EXERCISE REQUIREMENTS
Write out, unchanged, the lines from the one holding "What does this" to the close of the listing. Both the first and last lines belong in it.

DATASET RECORDS
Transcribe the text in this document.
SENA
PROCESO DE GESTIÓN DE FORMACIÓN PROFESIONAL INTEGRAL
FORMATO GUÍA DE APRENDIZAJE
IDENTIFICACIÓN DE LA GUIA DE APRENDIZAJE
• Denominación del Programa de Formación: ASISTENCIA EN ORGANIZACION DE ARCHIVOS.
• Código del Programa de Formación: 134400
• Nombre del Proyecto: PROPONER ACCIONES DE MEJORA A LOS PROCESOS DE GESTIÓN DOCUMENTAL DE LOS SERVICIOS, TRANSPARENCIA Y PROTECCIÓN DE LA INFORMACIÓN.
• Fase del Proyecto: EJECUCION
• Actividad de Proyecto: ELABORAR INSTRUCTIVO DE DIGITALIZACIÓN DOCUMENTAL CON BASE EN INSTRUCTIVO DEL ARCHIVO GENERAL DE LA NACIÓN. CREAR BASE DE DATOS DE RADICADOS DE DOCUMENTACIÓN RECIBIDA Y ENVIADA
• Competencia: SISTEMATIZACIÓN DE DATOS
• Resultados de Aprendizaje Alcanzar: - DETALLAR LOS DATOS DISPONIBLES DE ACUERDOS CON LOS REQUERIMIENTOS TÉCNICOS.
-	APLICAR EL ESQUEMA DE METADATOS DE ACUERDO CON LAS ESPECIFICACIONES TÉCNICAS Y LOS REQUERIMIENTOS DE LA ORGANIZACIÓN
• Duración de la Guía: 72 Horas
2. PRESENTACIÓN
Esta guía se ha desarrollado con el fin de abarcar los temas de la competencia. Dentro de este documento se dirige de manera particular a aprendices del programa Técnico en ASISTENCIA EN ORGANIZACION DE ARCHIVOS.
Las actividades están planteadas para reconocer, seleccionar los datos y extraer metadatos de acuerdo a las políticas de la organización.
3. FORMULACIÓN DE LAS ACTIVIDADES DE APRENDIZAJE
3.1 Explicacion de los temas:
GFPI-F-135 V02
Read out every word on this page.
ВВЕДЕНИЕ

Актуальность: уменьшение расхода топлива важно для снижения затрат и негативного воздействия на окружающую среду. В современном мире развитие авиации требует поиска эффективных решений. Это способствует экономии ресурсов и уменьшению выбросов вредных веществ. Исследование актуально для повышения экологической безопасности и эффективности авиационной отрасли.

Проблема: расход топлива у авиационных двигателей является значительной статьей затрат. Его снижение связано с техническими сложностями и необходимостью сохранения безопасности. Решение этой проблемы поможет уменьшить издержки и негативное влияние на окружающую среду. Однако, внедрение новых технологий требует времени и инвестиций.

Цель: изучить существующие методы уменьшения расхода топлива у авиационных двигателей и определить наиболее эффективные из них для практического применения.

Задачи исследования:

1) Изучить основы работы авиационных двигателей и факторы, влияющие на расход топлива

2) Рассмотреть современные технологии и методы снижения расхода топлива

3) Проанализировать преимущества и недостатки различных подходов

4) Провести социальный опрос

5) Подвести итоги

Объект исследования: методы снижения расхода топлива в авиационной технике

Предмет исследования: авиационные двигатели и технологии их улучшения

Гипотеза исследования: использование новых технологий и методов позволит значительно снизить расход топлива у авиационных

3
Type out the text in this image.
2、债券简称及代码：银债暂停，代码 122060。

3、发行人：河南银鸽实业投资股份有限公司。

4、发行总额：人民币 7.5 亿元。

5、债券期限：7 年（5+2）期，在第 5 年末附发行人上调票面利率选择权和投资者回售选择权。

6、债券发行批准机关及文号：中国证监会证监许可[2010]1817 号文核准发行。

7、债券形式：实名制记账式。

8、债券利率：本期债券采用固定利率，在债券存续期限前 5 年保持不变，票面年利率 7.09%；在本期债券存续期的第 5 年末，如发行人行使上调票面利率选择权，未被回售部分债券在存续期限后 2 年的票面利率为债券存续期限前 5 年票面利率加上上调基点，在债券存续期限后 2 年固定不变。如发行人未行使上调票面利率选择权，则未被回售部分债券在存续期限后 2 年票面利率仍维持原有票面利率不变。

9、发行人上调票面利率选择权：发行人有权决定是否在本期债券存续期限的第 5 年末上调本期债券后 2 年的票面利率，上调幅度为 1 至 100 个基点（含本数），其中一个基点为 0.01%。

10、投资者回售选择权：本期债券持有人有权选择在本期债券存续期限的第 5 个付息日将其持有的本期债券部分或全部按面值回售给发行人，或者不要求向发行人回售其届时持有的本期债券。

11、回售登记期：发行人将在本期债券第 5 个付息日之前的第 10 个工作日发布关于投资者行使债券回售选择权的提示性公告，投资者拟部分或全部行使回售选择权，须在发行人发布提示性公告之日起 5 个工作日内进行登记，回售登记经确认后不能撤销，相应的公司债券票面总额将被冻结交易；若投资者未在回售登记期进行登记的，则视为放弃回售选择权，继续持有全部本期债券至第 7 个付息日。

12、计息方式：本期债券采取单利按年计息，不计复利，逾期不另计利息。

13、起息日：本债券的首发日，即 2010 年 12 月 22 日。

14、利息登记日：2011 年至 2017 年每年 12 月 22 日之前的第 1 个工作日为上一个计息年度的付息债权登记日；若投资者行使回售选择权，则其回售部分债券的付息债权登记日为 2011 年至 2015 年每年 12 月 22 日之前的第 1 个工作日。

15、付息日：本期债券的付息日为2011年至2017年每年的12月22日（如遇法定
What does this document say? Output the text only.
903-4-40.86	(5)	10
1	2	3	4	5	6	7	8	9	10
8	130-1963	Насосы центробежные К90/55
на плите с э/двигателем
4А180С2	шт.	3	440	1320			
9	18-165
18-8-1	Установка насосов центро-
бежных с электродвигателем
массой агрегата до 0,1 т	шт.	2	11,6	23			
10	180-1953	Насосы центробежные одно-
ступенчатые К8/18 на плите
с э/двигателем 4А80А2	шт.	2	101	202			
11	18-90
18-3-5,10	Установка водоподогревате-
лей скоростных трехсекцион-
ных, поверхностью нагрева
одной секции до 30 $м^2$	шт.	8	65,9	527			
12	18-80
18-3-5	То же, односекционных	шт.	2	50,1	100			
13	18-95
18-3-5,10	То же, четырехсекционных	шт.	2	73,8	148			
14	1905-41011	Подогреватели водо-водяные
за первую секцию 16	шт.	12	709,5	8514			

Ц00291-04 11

WRITTEN ANSWER
What does this document say? Output the text only.
903-4-40.86	(5)	10
1	2	3	4	5	6	7	8	9	10
8	130-1963	Насосы центробежные К90/55
на плите с э/двигателем
4А180С2	шт.	3	440	1320			
9	18-165
18-8-1	Установка насосов центро-
бежных с электродвигателем
массой агрегата до 0,1 т	шт.	2	11,6	23			
10	180-1953	Насосы центробежные одно-
ступенчатые К8/18 на плите
с э/двигателем 4А80А2	шт.	2	101	202			
11	18-90
18-3-5,10	Установка водоподогревате-
лей скоростных трехсекцион-
ных, поверхностью нагрева
одной секции до 30 $м^2$	шт.	8	65,9	527			
12	18-80
18-3-5	То же, односекционных	шт.	2	50,1	100			
13	18-95
18-3-5,10	То же, четырехсекционных	шт.	2	73,8	148			
14	1905-41011	Подогреватели водо-водяные
за первую секцию 16	шт.	12	709,5	8514			

Ц00291-04 11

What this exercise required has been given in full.